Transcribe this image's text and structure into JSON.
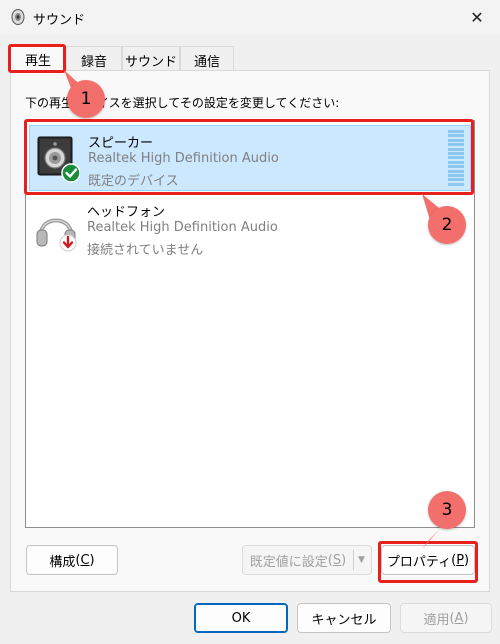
{
  "window": {
    "title": "サウンド",
    "close_glyph": "✕"
  },
  "tabs": [
    {
      "label": "再生",
      "active": true
    },
    {
      "label": "録音",
      "active": false
    },
    {
      "label": "サウンド",
      "active": false
    },
    {
      "label": "通信",
      "active": false
    }
  ],
  "panel": {
    "instruction": "下の再生デバイスを選択してその設定を変更してください:"
  },
  "devices": [
    {
      "name": "スピーカー",
      "driver": "Realtek High Definition Audio",
      "status": "既定のデバイス",
      "icon": "speaker-icon",
      "badge": "check-badge-icon",
      "selected": true
    },
    {
      "name": "ヘッドフォン",
      "driver": "Realtek High Definition Audio",
      "status": "接続されていません",
      "icon": "headphones-icon",
      "badge": "down-arrow-badge-icon",
      "selected": false
    }
  ],
  "buttons": {
    "configure_label": "構成",
    "configure_key": "C",
    "set_default_label": "既定値に設定",
    "set_default_key": "S",
    "properties_label": "プロパティ",
    "properties_key": "P",
    "ok_label": "OK",
    "cancel_label": "キャンセル",
    "apply_label": "適用",
    "apply_key": "A"
  },
  "annotations": {
    "c1": "1",
    "c2": "2",
    "c3": "3"
  },
  "colors": {
    "highlight": "#e8201d",
    "callout": "#f26f6b",
    "selection": "#cce8ff",
    "accent": "#0067c0"
  }
}
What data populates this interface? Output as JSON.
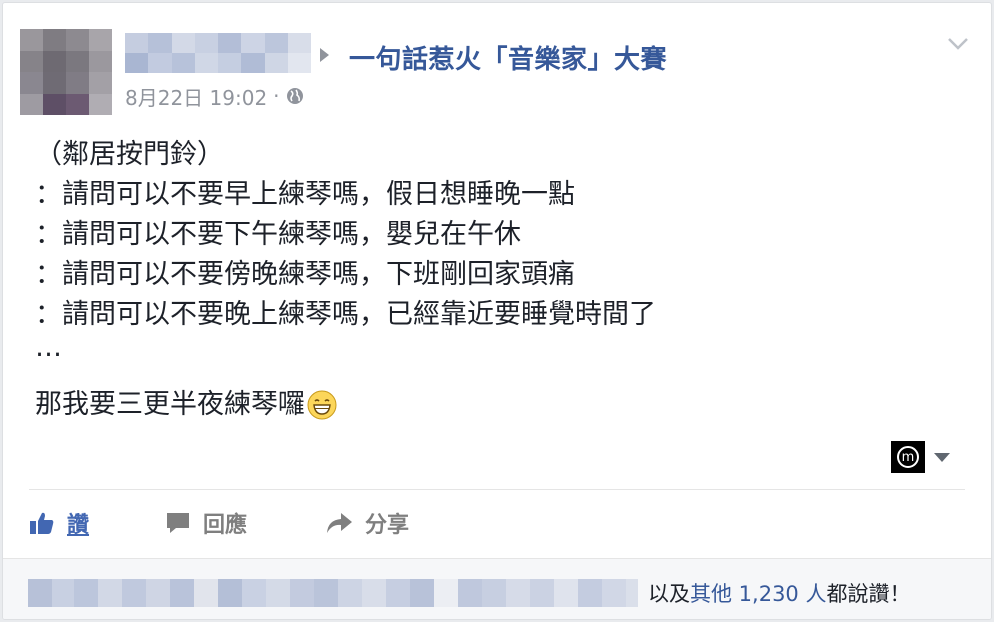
{
  "post": {
    "group_name": "一句話惹火「音樂家」大賽",
    "timestamp": "8月22日 19:02",
    "separator": "·",
    "privacy_icon": "globe-icon",
    "body_lines": [
      "（鄰居按門鈴）",
      "：請問可以不要早上練琴嗎，假日想睡晚一點",
      "：請問可以不要下午練琴嗎，嬰兒在午休",
      "：請問可以不要傍晚練琴嗎，下班剛回家頭痛",
      "：請問可以不要晚上練琴嗎，已經靠近要睡覺時間了"
    ],
    "ellipsis": "…",
    "last_line": "那我要三更半夜練琴囉",
    "emoji_icon": "grinning-face-icon",
    "badge_letter": "m"
  },
  "actions": {
    "like_label": "讚",
    "comment_label": "回應",
    "share_label": "分享"
  },
  "footer": {
    "likes_prefix": "以及",
    "likes_others": "其他 1,230 人",
    "likes_suffix": "都說讚！"
  },
  "colors": {
    "link_blue": "#365899",
    "like_blue": "#4267b2",
    "meta_gray": "#90949c",
    "action_gray": "#7f7f7f"
  }
}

--- Short problem ---
Quote in full the listing given above; the images are to be left out.

--- Full solution ---
Transcribe this image's text and structure into JSON.
{
  "window": {
    "title": "サウンド",
    "close_glyph": "✕"
  },
  "tabs": [
    {
      "label": "再生",
      "active": true
    },
    {
      "label": "録音",
      "active": false
    },
    {
      "label": "サウンド",
      "active": false
    },
    {
      "label": "通信",
      "active": false
    }
  ],
  "panel": {
    "instruction": "下の再生デバイスを選択してその設定を変更してください:"
  },
  "devices": [
    {
      "name": "スピーカー",
      "driver": "Realtek High Definition Audio",
      "status": "既定のデバイス",
      "icon": "speaker-icon",
      "badge": "check-badge-icon",
      "selected": true
    },
    {
      "name": "ヘッドフォン",
      "driver": "Realtek High Definition Audio",
      "status": "接続されていません",
      "icon": "headphones-icon",
      "badge": "down-arrow-badge-icon",
      "selected": false
    }
  ],
  "buttons": {
    "configure_label": "構成",
    "configure_key": "C",
    "set_default_label": "既定値に設定",
    "set_default_key": "S",
    "properties_label": "プロパティ",
    "properties_key": "P",
    "ok_label": "OK",
    "cancel_label": "キャンセル",
    "apply_label": "適用",
    "apply_key": "A"
  },
  "annotations": {
    "c1": "1",
    "c2": "2",
    "c3": "3"
  },
  "colors": {
    "highlight": "#e8201d",
    "callout": "#f26f6b",
    "selection": "#cce8ff",
    "accent": "#0067c0"
  }
}
What data populates this interface? Output as JSON.
{
  "post": {
    "group_name": "一句話惹火「音樂家」大賽",
    "timestamp": "8月22日 19:02",
    "separator": "·",
    "privacy_icon": "globe-icon",
    "body_lines": [
      "（鄰居按門鈴）",
      "：請問可以不要早上練琴嗎，假日想睡晚一點",
      "：請問可以不要下午練琴嗎，嬰兒在午休",
      "：請問可以不要傍晚練琴嗎，下班剛回家頭痛",
      "：請問可以不要晚上練琴嗎，已經靠近要睡覺時間了"
    ],
    "ellipsis": "…",
    "last_line": "那我要三更半夜練琴囉",
    "emoji_icon": "grinning-face-icon",
    "badge_letter": "m"
  },
  "actions": {
    "like_label": "讚",
    "comment_label": "回應",
    "share_label": "分享"
  },
  "footer": {
    "likes_prefix": "以及",
    "likes_others": "其他 1,230 人",
    "likes_suffix": "都說讚！"
  },
  "colors": {
    "link_blue": "#365899",
    "like_blue": "#4267b2",
    "meta_gray": "#90949c",
    "action_gray": "#7f7f7f"
  }
}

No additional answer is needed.